Go through the entries below and print each one exactly, leaving out pictures.

----------

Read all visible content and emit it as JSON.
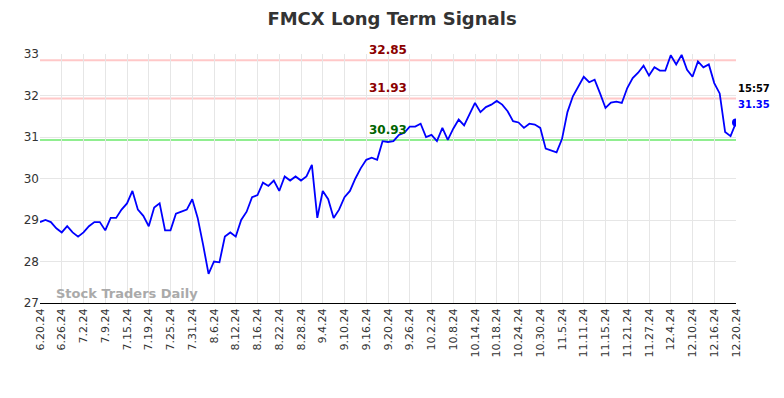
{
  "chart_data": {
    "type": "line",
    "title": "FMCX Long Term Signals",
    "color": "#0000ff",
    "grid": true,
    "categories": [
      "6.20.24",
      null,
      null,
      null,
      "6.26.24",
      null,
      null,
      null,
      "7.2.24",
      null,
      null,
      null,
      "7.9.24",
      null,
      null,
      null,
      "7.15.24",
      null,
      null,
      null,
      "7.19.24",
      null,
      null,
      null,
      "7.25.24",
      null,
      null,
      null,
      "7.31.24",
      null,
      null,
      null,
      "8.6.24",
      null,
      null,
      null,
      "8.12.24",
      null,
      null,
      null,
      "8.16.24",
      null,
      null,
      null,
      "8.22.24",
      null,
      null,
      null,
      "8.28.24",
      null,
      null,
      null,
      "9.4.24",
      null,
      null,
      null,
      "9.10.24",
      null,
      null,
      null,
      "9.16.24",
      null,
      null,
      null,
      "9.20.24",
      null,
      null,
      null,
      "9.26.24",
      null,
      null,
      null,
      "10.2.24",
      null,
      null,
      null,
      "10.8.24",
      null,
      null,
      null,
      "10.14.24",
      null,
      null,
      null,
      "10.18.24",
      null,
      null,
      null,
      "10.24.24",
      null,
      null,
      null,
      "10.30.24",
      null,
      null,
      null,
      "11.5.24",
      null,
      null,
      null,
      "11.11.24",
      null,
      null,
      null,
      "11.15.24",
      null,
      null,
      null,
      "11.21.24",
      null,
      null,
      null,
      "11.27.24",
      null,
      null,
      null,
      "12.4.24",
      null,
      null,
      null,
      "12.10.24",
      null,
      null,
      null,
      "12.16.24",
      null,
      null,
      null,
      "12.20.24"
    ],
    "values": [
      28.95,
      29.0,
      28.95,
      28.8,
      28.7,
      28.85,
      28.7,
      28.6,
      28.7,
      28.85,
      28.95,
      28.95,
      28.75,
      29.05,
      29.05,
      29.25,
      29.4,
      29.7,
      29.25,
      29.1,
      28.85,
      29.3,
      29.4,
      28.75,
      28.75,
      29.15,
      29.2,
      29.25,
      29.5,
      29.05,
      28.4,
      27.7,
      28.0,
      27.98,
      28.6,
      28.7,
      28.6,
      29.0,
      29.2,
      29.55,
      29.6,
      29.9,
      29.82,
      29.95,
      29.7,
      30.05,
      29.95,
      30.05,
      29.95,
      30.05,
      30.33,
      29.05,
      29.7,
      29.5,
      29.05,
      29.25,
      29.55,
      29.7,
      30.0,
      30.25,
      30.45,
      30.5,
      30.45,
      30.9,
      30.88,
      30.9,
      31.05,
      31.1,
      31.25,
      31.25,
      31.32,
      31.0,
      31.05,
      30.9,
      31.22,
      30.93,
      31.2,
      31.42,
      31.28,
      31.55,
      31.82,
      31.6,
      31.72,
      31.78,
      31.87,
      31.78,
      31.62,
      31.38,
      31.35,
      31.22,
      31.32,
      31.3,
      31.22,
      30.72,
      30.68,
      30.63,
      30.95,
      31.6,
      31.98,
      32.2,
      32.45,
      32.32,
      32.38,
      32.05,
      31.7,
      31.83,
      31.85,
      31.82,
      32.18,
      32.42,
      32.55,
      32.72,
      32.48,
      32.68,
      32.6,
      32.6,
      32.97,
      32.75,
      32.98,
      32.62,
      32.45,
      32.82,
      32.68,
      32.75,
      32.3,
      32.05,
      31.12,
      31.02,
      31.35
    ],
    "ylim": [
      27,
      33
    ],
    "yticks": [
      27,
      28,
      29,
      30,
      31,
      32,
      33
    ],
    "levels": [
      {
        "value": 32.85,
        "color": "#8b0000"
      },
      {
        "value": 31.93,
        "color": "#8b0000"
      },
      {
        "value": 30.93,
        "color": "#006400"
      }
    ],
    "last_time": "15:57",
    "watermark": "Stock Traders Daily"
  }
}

----------

**EXERCISE RESPONSE:**
Read all visible content and emit it as JSON.
{
  "chart_data": {
    "type": "line",
    "title": "FMCX Long Term Signals",
    "color": "#0000ff",
    "grid": true,
    "categories": [
      "6.20.24",
      null,
      null,
      null,
      "6.26.24",
      null,
      null,
      null,
      "7.2.24",
      null,
      null,
      null,
      "7.9.24",
      null,
      null,
      null,
      "7.15.24",
      null,
      null,
      null,
      "7.19.24",
      null,
      null,
      null,
      "7.25.24",
      null,
      null,
      null,
      "7.31.24",
      null,
      null,
      null,
      "8.6.24",
      null,
      null,
      null,
      "8.12.24",
      null,
      null,
      null,
      "8.16.24",
      null,
      null,
      null,
      "8.22.24",
      null,
      null,
      null,
      "8.28.24",
      null,
      null,
      null,
      "9.4.24",
      null,
      null,
      null,
      "9.10.24",
      null,
      null,
      null,
      "9.16.24",
      null,
      null,
      null,
      "9.20.24",
      null,
      null,
      null,
      "9.26.24",
      null,
      null,
      null,
      "10.2.24",
      null,
      null,
      null,
      "10.8.24",
      null,
      null,
      null,
      "10.14.24",
      null,
      null,
      null,
      "10.18.24",
      null,
      null,
      null,
      "10.24.24",
      null,
      null,
      null,
      "10.30.24",
      null,
      null,
      null,
      "11.5.24",
      null,
      null,
      null,
      "11.11.24",
      null,
      null,
      null,
      "11.15.24",
      null,
      null,
      null,
      "11.21.24",
      null,
      null,
      null,
      "11.27.24",
      null,
      null,
      null,
      "12.4.24",
      null,
      null,
      null,
      "12.10.24",
      null,
      null,
      null,
      "12.16.24",
      null,
      null,
      null,
      "12.20.24"
    ],
    "values": [
      28.95,
      29.0,
      28.95,
      28.8,
      28.7,
      28.85,
      28.7,
      28.6,
      28.7,
      28.85,
      28.95,
      28.95,
      28.75,
      29.05,
      29.05,
      29.25,
      29.4,
      29.7,
      29.25,
      29.1,
      28.85,
      29.3,
      29.4,
      28.75,
      28.75,
      29.15,
      29.2,
      29.25,
      29.5,
      29.05,
      28.4,
      27.7,
      28.0,
      27.98,
      28.6,
      28.7,
      28.6,
      29.0,
      29.2,
      29.55,
      29.6,
      29.9,
      29.82,
      29.95,
      29.7,
      30.05,
      29.95,
      30.05,
      29.95,
      30.05,
      30.33,
      29.05,
      29.7,
      29.5,
      29.05,
      29.25,
      29.55,
      29.7,
      30.0,
      30.25,
      30.45,
      30.5,
      30.45,
      30.9,
      30.88,
      30.9,
      31.05,
      31.1,
      31.25,
      31.25,
      31.32,
      31.0,
      31.05,
      30.9,
      31.22,
      30.93,
      31.2,
      31.42,
      31.28,
      31.55,
      31.82,
      31.6,
      31.72,
      31.78,
      31.87,
      31.78,
      31.62,
      31.38,
      31.35,
      31.22,
      31.32,
      31.3,
      31.22,
      30.72,
      30.68,
      30.63,
      30.95,
      31.6,
      31.98,
      32.2,
      32.45,
      32.32,
      32.38,
      32.05,
      31.7,
      31.83,
      31.85,
      31.82,
      32.18,
      32.42,
      32.55,
      32.72,
      32.48,
      32.68,
      32.6,
      32.6,
      32.97,
      32.75,
      32.98,
      32.62,
      32.45,
      32.82,
      32.68,
      32.75,
      32.3,
      32.05,
      31.12,
      31.02,
      31.35
    ],
    "ylim": [
      27,
      33
    ],
    "yticks": [
      27,
      28,
      29,
      30,
      31,
      32,
      33
    ],
    "levels": [
      {
        "value": 32.85,
        "color": "#8b0000"
      },
      {
        "value": 31.93,
        "color": "#8b0000"
      },
      {
        "value": 30.93,
        "color": "#006400"
      }
    ],
    "last_time": "15:57",
    "watermark": "Stock Traders Daily"
  }
}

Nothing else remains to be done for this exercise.